• **Aim of the task**:
Copy out all of the data below with no alterations.

(Excerpt from a dataset)
>> Start

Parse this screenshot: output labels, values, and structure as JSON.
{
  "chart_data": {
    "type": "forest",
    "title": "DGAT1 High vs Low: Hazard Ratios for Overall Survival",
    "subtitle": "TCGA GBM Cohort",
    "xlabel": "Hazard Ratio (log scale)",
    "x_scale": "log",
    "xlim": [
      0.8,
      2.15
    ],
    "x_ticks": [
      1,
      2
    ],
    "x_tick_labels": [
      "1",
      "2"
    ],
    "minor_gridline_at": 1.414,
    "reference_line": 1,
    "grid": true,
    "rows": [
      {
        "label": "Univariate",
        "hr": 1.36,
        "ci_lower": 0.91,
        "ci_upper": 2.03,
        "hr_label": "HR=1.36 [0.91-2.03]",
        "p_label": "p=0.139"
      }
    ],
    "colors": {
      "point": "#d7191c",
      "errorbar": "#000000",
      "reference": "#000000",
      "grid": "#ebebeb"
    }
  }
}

>> End

• **Worked solution**:
Parse this screenshot: output labels, values, and structure as JSON.
{
  "chart_data": {
    "type": "forest",
    "title": "DGAT1 High vs Low: Hazard Ratios for Overall Survival",
    "subtitle": "TCGA GBM Cohort",
    "xlabel": "Hazard Ratio (log scale)",
    "x_scale": "log",
    "xlim": [
      0.8,
      2.15
    ],
    "x_ticks": [
      1,
      2
    ],
    "x_tick_labels": [
      "1",
      "2"
    ],
    "minor_gridline_at": 1.414,
    "reference_line": 1,
    "grid": true,
    "rows": [
      {
        "label": "Univariate",
        "hr": 1.36,
        "ci_lower": 0.91,
        "ci_upper": 2.03,
        "hr_label": "HR=1.36 [0.91-2.03]",
        "p_label": "p=0.139"
      }
    ],
    "colors": {
      "point": "#d7191c",
      "errorbar": "#000000",
      "reference": "#000000",
      "grid": "#ebebeb"
    }
  }
}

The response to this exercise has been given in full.